[Extracted records]
________
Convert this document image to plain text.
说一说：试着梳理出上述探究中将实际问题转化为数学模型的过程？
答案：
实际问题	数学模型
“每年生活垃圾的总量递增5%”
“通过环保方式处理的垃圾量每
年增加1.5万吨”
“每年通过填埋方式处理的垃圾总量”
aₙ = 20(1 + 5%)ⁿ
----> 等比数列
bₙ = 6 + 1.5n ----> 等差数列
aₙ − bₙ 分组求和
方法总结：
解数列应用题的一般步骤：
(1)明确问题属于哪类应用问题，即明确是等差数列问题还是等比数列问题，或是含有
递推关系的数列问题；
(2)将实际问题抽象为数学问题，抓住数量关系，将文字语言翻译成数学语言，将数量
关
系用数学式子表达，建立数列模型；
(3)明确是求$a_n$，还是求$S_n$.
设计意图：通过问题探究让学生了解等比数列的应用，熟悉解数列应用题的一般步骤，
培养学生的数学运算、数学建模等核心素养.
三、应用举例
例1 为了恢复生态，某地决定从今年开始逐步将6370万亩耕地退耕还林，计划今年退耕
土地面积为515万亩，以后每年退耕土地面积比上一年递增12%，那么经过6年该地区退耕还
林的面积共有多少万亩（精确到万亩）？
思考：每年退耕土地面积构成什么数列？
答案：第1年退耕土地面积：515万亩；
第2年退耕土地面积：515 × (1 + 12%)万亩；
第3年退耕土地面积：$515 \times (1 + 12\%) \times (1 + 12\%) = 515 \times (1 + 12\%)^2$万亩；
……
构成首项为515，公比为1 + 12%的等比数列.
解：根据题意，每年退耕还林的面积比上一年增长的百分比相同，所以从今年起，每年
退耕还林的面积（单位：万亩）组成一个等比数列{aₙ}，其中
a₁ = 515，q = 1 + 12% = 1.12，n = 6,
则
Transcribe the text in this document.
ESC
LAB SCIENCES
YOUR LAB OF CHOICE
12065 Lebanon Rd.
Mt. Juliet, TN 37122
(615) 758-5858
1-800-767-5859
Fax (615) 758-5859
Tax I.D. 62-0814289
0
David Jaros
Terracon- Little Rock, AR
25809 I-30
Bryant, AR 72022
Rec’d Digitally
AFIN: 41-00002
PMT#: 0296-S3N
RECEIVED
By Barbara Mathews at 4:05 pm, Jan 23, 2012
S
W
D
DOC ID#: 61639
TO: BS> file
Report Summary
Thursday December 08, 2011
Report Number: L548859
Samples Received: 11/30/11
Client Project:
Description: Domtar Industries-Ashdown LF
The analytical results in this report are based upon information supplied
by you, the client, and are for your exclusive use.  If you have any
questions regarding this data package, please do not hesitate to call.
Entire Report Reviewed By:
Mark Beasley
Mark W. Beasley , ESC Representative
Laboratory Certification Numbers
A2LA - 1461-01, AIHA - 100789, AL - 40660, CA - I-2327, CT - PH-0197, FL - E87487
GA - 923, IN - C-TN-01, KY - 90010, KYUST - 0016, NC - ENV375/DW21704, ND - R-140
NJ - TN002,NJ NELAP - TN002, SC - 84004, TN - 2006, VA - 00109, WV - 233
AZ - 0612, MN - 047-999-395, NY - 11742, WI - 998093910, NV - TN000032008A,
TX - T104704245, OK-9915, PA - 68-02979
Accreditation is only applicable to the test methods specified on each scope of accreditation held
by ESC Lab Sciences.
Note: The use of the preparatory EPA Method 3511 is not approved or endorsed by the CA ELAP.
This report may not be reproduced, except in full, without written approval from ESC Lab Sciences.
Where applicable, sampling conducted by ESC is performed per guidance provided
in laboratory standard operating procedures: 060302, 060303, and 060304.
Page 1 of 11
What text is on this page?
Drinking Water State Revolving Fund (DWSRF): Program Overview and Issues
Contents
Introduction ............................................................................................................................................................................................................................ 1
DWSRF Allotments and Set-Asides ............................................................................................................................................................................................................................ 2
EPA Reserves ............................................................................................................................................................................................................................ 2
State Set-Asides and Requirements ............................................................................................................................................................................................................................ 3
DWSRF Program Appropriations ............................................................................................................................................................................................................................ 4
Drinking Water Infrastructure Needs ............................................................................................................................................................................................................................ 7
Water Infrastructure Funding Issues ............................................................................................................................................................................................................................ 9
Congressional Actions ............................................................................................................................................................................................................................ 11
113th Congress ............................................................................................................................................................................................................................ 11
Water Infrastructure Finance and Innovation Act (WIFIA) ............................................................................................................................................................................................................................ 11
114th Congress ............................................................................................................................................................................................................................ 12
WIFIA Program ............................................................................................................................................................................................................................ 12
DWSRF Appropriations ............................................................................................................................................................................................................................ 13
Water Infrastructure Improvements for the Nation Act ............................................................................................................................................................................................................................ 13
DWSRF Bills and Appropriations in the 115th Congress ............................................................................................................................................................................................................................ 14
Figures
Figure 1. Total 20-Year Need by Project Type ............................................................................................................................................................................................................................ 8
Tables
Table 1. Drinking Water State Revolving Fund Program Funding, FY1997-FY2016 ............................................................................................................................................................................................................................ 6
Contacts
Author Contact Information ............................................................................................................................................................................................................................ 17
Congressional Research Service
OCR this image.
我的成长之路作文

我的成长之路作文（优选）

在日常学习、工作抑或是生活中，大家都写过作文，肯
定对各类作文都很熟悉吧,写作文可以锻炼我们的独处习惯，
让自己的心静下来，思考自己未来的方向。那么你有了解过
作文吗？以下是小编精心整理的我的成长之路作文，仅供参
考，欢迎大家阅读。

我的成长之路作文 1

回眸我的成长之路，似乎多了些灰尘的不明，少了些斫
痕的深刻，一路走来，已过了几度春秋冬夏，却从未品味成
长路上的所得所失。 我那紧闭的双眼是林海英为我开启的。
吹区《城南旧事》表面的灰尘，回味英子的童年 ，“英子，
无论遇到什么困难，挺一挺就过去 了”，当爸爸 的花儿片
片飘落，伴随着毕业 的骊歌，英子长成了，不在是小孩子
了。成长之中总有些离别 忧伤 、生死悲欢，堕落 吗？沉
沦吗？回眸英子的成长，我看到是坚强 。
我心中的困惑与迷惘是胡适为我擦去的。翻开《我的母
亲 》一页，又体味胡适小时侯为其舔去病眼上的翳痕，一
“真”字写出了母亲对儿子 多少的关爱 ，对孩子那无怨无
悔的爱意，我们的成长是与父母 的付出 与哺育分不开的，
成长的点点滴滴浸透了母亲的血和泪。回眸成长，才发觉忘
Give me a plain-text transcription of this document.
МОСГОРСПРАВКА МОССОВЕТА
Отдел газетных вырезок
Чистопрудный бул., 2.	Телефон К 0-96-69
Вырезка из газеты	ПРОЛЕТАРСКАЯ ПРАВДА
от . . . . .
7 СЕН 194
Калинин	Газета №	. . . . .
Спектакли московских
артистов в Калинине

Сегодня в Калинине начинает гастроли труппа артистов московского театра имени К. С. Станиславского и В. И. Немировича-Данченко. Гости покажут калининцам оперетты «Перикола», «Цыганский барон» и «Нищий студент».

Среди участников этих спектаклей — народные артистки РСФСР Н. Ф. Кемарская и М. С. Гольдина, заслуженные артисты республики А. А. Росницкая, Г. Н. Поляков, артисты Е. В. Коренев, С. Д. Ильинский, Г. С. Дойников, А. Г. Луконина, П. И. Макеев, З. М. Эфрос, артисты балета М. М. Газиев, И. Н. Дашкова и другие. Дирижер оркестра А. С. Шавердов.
________
From the records above, please extract every line and repeat it exactly.

Convert this document image to plain text.
说一说：试着梳理出上述探究中将实际问题转化为数学模型的过程？
答案：
实际问题	数学模型
“每年生活垃圾的总量递增5%”
“通过环保方式处理的垃圾量每
年增加1.5万吨”
“每年通过填埋方式处理的垃圾总量”
aₙ = 20(1 + 5%)ⁿ
----> 等比数列
bₙ = 6 + 1.5n ----> 等差数列
aₙ − bₙ 分组求和
方法总结：
解数列应用题的一般步骤：
(1)明确问题属于哪类应用问题，即明确是等差数列问题还是等比数列问题，或是含有
递推关系的数列问题；
(2)将实际问题抽象为数学问题，抓住数量关系，将文字语言翻译成数学语言，将数量
关
系用数学式子表达，建立数列模型；
(3)明确是求$a_n$，还是求$S_n$.
设计意图：通过问题探究让学生了解等比数列的应用，熟悉解数列应用题的一般步骤，
培养学生的数学运算、数学建模等核心素养.
三、应用举例
例1 为了恢复生态，某地决定从今年开始逐步将6370万亩耕地退耕还林，计划今年退耕
土地面积为515万亩，以后每年退耕土地面积比上一年递增12%，那么经过6年该地区退耕还
林的面积共有多少万亩（精确到万亩）？
思考：每年退耕土地面积构成什么数列？
答案：第1年退耕土地面积：515万亩；
第2年退耕土地面积：515 × (1 + 12%)万亩；
第3年退耕土地面积：$515 \times (1 + 12\%) \times (1 + 12\%) = 515 \times (1 + 12\%)^2$万亩；
……
构成首项为515，公比为1 + 12%的等比数列.
解：根据题意，每年退耕还林的面积比上一年增长的百分比相同，所以从今年起，每年
退耕还林的面积（单位：万亩）组成一个等比数列{aₙ}，其中
a₁ = 515，q = 1 + 12% = 1.12，n = 6,
则
Transcribe the text in this document.
ESC
LAB SCIENCES
YOUR LAB OF CHOICE
12065 Lebanon Rd.
Mt. Juliet, TN 37122
(615) 758-5858
1-800-767-5859
Fax (615) 758-5859
Tax I.D. 62-0814289
0
David Jaros
Terracon- Little Rock, AR
25809 I-30
Bryant, AR 72022
Rec’d Digitally
AFIN: 41-00002
PMT#: 0296-S3N
RECEIVED
By Barbara Mathews at 4:05 pm, Jan 23, 2012
S
W
D
DOC ID#: 61639
TO: BS> file
Report Summary
Thursday December 08, 2011
Report Number: L548859
Samples Received: 11/30/11
Client Project:
Description: Domtar Industries-Ashdown LF
The analytical results in this report are based upon information supplied
by you, the client, and are for your exclusive use.  If you have any
questions regarding this data package, please do not hesitate to call.
Entire Report Reviewed By:
Mark Beasley
Mark W. Beasley , ESC Representative
Laboratory Certification Numbers
A2LA - 1461-01, AIHA - 100789, AL - 40660, CA - I-2327, CT - PH-0197, FL - E87487
GA - 923, IN - C-TN-01, KY - 90010, KYUST - 0016, NC - ENV375/DW21704, ND - R-140
NJ - TN002,NJ NELAP - TN002, SC - 84004, TN - 2006, VA - 00109, WV - 233
AZ - 0612, MN - 047-999-395, NY - 11742, WI - 998093910, NV - TN000032008A,
TX - T104704245, OK-9915, PA - 68-02979
Accreditation is only applicable to the test methods specified on each scope of accreditation held
by ESC Lab Sciences.
Note: The use of the preparatory EPA Method 3511 is not approved or endorsed by the CA ELAP.
This report may not be reproduced, except in full, without written approval from ESC Lab Sciences.
Where applicable, sampling conducted by ESC is performed per guidance provided
in laboratory standard operating procedures: 060302, 060303, and 060304.
Page 1 of 11
What text is on this page?
Drinking Water State Revolving Fund (DWSRF): Program Overview and Issues
Contents
Introduction ............................................................................................................................................................................................................................ 1
DWSRF Allotments and Set-Asides ............................................................................................................................................................................................................................ 2
EPA Reserves ............................................................................................................................................................................................................................ 2
State Set-Asides and Requirements ............................................................................................................................................................................................................................ 3
DWSRF Program Appropriations ............................................................................................................................................................................................................................ 4
Drinking Water Infrastructure Needs ............................................................................................................................................................................................................................ 7
Water Infrastructure Funding Issues ............................................................................................................................................................................................................................ 9
Congressional Actions ............................................................................................................................................................................................................................ 11
113th Congress ............................................................................................................................................................................................................................ 11
Water Infrastructure Finance and Innovation Act (WIFIA) ............................................................................................................................................................................................................................ 11
114th Congress ............................................................................................................................................................................................................................ 12
WIFIA Program ............................................................................................................................................................................................................................ 12
DWSRF Appropriations ............................................................................................................................................................................................................................ 13
Water Infrastructure Improvements for the Nation Act ............................................................................................................................................................................................................................ 13
DWSRF Bills and Appropriations in the 115th Congress ............................................................................................................................................................................................................................ 14
Figures
Figure 1. Total 20-Year Need by Project Type ............................................................................................................................................................................................................................ 8
Tables
Table 1. Drinking Water State Revolving Fund Program Funding, FY1997-FY2016 ............................................................................................................................................................................................................................ 6
Contacts
Author Contact Information ............................................................................................................................................................................................................................ 17
Congressional Research Service
OCR this image.
我的成长之路作文

我的成长之路作文（优选）

在日常学习、工作抑或是生活中，大家都写过作文，肯
定对各类作文都很熟悉吧,写作文可以锻炼我们的独处习惯，
让自己的心静下来，思考自己未来的方向。那么你有了解过
作文吗？以下是小编精心整理的我的成长之路作文，仅供参
考，欢迎大家阅读。

我的成长之路作文 1

回眸我的成长之路，似乎多了些灰尘的不明，少了些斫
痕的深刻，一路走来，已过了几度春秋冬夏，却从未品味成
长路上的所得所失。 我那紧闭的双眼是林海英为我开启的。
吹区《城南旧事》表面的灰尘，回味英子的童年 ，“英子，
无论遇到什么困难，挺一挺就过去 了”，当爸爸 的花儿片
片飘落，伴随着毕业 的骊歌，英子长成了，不在是小孩子
了。成长之中总有些离别 忧伤 、生死悲欢，堕落 吗？沉
沦吗？回眸英子的成长，我看到是坚强 。
我心中的困惑与迷惘是胡适为我擦去的。翻开《我的母
亲 》一页，又体味胡适小时侯为其舔去病眼上的翳痕，一
“真”字写出了母亲对儿子 多少的关爱 ，对孩子那无怨无
悔的爱意，我们的成长是与父母 的付出 与哺育分不开的，
成长的点点滴滴浸透了母亲的血和泪。回眸成长，才发觉忘
Give me a plain-text transcription of this document.
МОСГОРСПРАВКА МОССОВЕТА
Отдел газетных вырезок
Чистопрудный бул., 2.	Телефон К 0-96-69
Вырезка из газеты	ПРОЛЕТАРСКАЯ ПРАВДА
от . . . . .
7 СЕН 194
Калинин	Газета №	. . . . .
Спектакли московских
артистов в Калинине

Сегодня в Калинине начинает гастроли труппа артистов московского театра имени К. С. Станиславского и В. И. Немировича-Данченко. Гости покажут калининцам оперетты «Перикола», «Цыганский барон» и «Нищий студент».

Среди участников этих спектаклей — народные артистки РСФСР Н. Ф. Кемарская и М. С. Гольдина, заслуженные артисты республики А. А. Росницкая, Г. Н. Поляков, артисты Е. В. Коренев, С. Д. Ильинский, Г. С. Дойников, А. Г. Луконина, П. И. Макеев, З. М. Эфрос, артисты балета М. М. Газиев, И. Н. Дашкова и другие. Дирижер оркестра А. С. Шавердов.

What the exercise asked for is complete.